(A block of data)

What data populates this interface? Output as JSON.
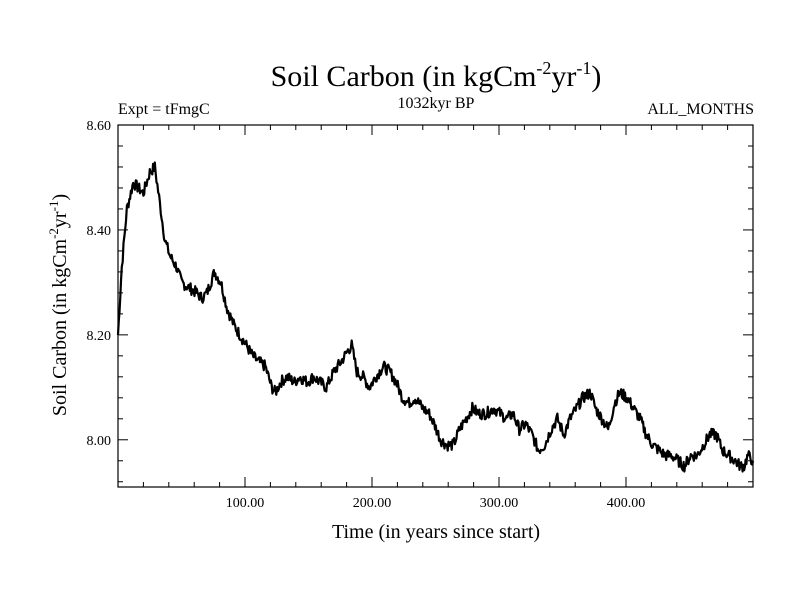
{
  "chart_data": {
    "type": "line",
    "title": "Soil Carbon (in kgCm",
    "title_sup1": "-2",
    "title_mid": "yr",
    "title_sup2": "-1",
    "title_end": ")",
    "subtitle_left": "Expt = tFmgC",
    "subtitle_center": "1032kyr BP",
    "subtitle_right": "ALL_MONTHS",
    "xlabel": "Time (in years since start)",
    "ylabel": "Soil Carbon (in kgCm",
    "ylabel_sup1": "-2",
    "ylabel_mid": "yr",
    "ylabel_sup2": "-1",
    "ylabel_end": ")",
    "xlim": [
      0,
      500
    ],
    "ylim": [
      7.91,
      8.6
    ],
    "x_ticks": [
      100,
      200,
      300,
      400
    ],
    "x_tick_labels": [
      "100.00",
      "200.00",
      "300.00",
      "400.00"
    ],
    "y_ticks": [
      8.0,
      8.2,
      8.4,
      8.6
    ],
    "y_tick_labels": [
      "8.00",
      "8.20",
      "8.40",
      "8.60"
    ],
    "series": [
      {
        "name": "Soil Carbon",
        "x": [
          0,
          3,
          7,
          12,
          16,
          20,
          25,
          29,
          33,
          37,
          41,
          46,
          50,
          56,
          62,
          66,
          70,
          76,
          81,
          86,
          91,
          96,
          101,
          106,
          110,
          116,
          121,
          124,
          128,
          133,
          139,
          143,
          149,
          154,
          159,
          164,
          170,
          176,
          181,
          184,
          188,
          193,
          198,
          203,
          209,
          214,
          219,
          224,
          229,
          234,
          240,
          245,
          249,
          254,
          259,
          264,
          269,
          274,
          279,
          284,
          290,
          296,
          301,
          306,
          311,
          316,
          321,
          326,
          331,
          336,
          341,
          346,
          351,
          356,
          361,
          366,
          372,
          376,
          381,
          386,
          391,
          395,
          401,
          406,
          411,
          416,
          421,
          426,
          431,
          436,
          441,
          446,
          451,
          456,
          461,
          466,
          471,
          476,
          481,
          486,
          490,
          493,
          496,
          500
        ],
        "y": [
          8.2,
          8.33,
          8.44,
          8.49,
          8.48,
          8.47,
          8.51,
          8.52,
          8.45,
          8.38,
          8.35,
          8.33,
          8.3,
          8.29,
          8.28,
          8.27,
          8.28,
          8.32,
          8.3,
          8.25,
          8.22,
          8.2,
          8.18,
          8.16,
          8.15,
          8.14,
          8.1,
          8.09,
          8.11,
          8.12,
          8.11,
          8.12,
          8.11,
          8.12,
          8.11,
          8.1,
          8.13,
          8.15,
          8.17,
          8.18,
          8.13,
          8.12,
          8.1,
          8.12,
          8.14,
          8.13,
          8.11,
          8.08,
          8.07,
          8.08,
          8.06,
          8.05,
          8.03,
          8.0,
          7.99,
          7.99,
          8.02,
          8.04,
          8.06,
          8.05,
          8.05,
          8.06,
          8.05,
          8.04,
          8.05,
          8.02,
          8.03,
          8.01,
          7.98,
          7.99,
          8.02,
          8.04,
          8.01,
          8.04,
          8.06,
          8.08,
          8.09,
          8.06,
          8.04,
          8.02,
          8.07,
          8.09,
          8.08,
          8.06,
          8.04,
          8.01,
          7.99,
          7.98,
          7.97,
          7.97,
          7.96,
          7.95,
          7.97,
          7.97,
          7.99,
          8.01,
          8.01,
          7.98,
          7.97,
          7.96,
          7.95,
          7.95,
          7.97,
          7.96
        ]
      }
    ]
  }
}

* STATED TASK:
Output every entry verbatim. Pictures do not belong in the copy.

* EXERCISE OUTPUT:
What data populates this interface? Output as JSON.
{
  "chart_data": {
    "type": "line",
    "title": "Soil Carbon (in kgCm",
    "title_sup1": "-2",
    "title_mid": "yr",
    "title_sup2": "-1",
    "title_end": ")",
    "subtitle_left": "Expt = tFmgC",
    "subtitle_center": "1032kyr BP",
    "subtitle_right": "ALL_MONTHS",
    "xlabel": "Time (in years since start)",
    "ylabel": "Soil Carbon (in kgCm",
    "ylabel_sup1": "-2",
    "ylabel_mid": "yr",
    "ylabel_sup2": "-1",
    "ylabel_end": ")",
    "xlim": [
      0,
      500
    ],
    "ylim": [
      7.91,
      8.6
    ],
    "x_ticks": [
      100,
      200,
      300,
      400
    ],
    "x_tick_labels": [
      "100.00",
      "200.00",
      "300.00",
      "400.00"
    ],
    "y_ticks": [
      8.0,
      8.2,
      8.4,
      8.6
    ],
    "y_tick_labels": [
      "8.00",
      "8.20",
      "8.40",
      "8.60"
    ],
    "series": [
      {
        "name": "Soil Carbon",
        "x": [
          0,
          3,
          7,
          12,
          16,
          20,
          25,
          29,
          33,
          37,
          41,
          46,
          50,
          56,
          62,
          66,
          70,
          76,
          81,
          86,
          91,
          96,
          101,
          106,
          110,
          116,
          121,
          124,
          128,
          133,
          139,
          143,
          149,
          154,
          159,
          164,
          170,
          176,
          181,
          184,
          188,
          193,
          198,
          203,
          209,
          214,
          219,
          224,
          229,
          234,
          240,
          245,
          249,
          254,
          259,
          264,
          269,
          274,
          279,
          284,
          290,
          296,
          301,
          306,
          311,
          316,
          321,
          326,
          331,
          336,
          341,
          346,
          351,
          356,
          361,
          366,
          372,
          376,
          381,
          386,
          391,
          395,
          401,
          406,
          411,
          416,
          421,
          426,
          431,
          436,
          441,
          446,
          451,
          456,
          461,
          466,
          471,
          476,
          481,
          486,
          490,
          493,
          496,
          500
        ],
        "y": [
          8.2,
          8.33,
          8.44,
          8.49,
          8.48,
          8.47,
          8.51,
          8.52,
          8.45,
          8.38,
          8.35,
          8.33,
          8.3,
          8.29,
          8.28,
          8.27,
          8.28,
          8.32,
          8.3,
          8.25,
          8.22,
          8.2,
          8.18,
          8.16,
          8.15,
          8.14,
          8.1,
          8.09,
          8.11,
          8.12,
          8.11,
          8.12,
          8.11,
          8.12,
          8.11,
          8.1,
          8.13,
          8.15,
          8.17,
          8.18,
          8.13,
          8.12,
          8.1,
          8.12,
          8.14,
          8.13,
          8.11,
          8.08,
          8.07,
          8.08,
          8.06,
          8.05,
          8.03,
          8.0,
          7.99,
          7.99,
          8.02,
          8.04,
          8.06,
          8.05,
          8.05,
          8.06,
          8.05,
          8.04,
          8.05,
          8.02,
          8.03,
          8.01,
          7.98,
          7.99,
          8.02,
          8.04,
          8.01,
          8.04,
          8.06,
          8.08,
          8.09,
          8.06,
          8.04,
          8.02,
          8.07,
          8.09,
          8.08,
          8.06,
          8.04,
          8.01,
          7.99,
          7.98,
          7.97,
          7.97,
          7.96,
          7.95,
          7.97,
          7.97,
          7.99,
          8.01,
          8.01,
          7.98,
          7.97,
          7.96,
          7.95,
          7.95,
          7.97,
          7.96
        ]
      }
    ]
  }
}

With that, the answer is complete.